■ To do: Where a line in the listing below contains the word "gacha", copy that line.

■ Extracted records:
=======
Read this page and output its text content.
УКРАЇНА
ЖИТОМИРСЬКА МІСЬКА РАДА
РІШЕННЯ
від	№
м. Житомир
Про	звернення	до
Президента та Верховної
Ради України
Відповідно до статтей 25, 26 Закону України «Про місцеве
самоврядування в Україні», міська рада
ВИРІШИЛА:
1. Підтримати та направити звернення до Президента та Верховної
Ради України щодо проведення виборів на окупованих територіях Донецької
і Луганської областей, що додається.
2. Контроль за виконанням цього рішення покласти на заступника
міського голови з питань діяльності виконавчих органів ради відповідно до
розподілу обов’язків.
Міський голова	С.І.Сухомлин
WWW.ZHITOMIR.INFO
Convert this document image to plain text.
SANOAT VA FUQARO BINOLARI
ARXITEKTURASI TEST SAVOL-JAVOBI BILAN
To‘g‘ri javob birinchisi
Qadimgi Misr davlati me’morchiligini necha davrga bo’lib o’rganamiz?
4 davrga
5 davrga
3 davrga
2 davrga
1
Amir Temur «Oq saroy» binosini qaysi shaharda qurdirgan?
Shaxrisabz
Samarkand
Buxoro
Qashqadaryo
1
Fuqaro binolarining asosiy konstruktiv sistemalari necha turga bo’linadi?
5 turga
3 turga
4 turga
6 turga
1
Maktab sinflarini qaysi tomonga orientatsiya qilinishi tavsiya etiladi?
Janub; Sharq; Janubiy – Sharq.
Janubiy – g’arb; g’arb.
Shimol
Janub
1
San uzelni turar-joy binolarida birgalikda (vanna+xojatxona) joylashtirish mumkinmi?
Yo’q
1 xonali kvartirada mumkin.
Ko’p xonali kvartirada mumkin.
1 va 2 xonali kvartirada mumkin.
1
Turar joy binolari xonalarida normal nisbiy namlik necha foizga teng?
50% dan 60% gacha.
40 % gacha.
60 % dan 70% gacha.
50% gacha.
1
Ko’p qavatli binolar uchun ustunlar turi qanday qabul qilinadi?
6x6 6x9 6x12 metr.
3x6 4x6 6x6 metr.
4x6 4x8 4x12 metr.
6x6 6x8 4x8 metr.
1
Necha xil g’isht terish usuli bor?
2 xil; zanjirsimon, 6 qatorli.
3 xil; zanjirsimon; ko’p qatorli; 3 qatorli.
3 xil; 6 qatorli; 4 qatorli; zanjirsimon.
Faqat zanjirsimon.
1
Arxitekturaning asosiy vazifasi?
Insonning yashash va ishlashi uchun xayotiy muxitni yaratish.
=======
■ Exercise output:
50% dan 60% gacha.
40 % gacha.
60 % dan 70% gacha.
50% gacha.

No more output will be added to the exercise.